▶ [GIVEN EXERCISE]
Work through the material below line by line and say how many lines include the word "手扳检查". Only the number, please.

====== RECORD EXTRACTS

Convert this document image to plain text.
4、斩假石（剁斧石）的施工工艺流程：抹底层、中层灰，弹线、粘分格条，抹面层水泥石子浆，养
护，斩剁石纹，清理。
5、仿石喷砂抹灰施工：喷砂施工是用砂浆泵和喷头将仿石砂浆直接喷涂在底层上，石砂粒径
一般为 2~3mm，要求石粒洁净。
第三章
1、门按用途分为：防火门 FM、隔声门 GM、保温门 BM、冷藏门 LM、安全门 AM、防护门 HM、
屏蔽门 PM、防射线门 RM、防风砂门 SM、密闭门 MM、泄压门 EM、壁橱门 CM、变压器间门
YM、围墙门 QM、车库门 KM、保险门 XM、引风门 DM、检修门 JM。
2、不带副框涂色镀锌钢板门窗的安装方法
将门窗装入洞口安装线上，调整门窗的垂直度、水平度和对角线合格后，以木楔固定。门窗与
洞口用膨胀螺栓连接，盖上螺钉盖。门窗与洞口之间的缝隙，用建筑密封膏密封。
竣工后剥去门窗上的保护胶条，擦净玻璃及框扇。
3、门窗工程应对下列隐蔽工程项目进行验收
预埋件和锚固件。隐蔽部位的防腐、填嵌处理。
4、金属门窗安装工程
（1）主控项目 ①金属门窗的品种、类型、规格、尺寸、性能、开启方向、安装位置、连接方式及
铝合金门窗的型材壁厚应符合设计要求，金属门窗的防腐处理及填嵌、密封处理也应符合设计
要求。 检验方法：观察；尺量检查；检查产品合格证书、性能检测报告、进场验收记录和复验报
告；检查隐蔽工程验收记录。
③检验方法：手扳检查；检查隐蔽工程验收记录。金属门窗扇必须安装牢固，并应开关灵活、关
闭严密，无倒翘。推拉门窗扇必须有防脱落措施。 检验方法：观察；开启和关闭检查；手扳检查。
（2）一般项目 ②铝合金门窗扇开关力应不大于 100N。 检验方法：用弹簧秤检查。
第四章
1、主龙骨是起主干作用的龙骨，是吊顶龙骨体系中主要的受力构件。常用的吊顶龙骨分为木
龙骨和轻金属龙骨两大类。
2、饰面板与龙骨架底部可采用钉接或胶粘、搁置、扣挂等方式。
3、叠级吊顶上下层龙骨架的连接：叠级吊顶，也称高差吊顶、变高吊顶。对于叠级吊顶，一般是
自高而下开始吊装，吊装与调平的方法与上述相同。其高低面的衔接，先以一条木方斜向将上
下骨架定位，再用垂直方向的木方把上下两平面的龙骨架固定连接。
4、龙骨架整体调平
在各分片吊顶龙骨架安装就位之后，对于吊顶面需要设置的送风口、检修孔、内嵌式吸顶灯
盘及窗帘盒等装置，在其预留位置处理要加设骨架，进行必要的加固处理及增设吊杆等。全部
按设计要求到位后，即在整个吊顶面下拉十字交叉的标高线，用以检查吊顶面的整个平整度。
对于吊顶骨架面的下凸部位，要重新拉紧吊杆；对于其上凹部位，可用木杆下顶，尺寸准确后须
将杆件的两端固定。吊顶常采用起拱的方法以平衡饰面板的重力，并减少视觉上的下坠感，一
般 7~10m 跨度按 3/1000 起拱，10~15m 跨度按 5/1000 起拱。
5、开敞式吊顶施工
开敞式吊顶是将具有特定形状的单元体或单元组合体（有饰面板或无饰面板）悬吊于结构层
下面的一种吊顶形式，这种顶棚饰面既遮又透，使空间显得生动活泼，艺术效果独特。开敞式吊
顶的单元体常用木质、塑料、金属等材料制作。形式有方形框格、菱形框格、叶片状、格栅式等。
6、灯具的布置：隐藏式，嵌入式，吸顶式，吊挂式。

============

▶ [EXERCISE ANSWER]
2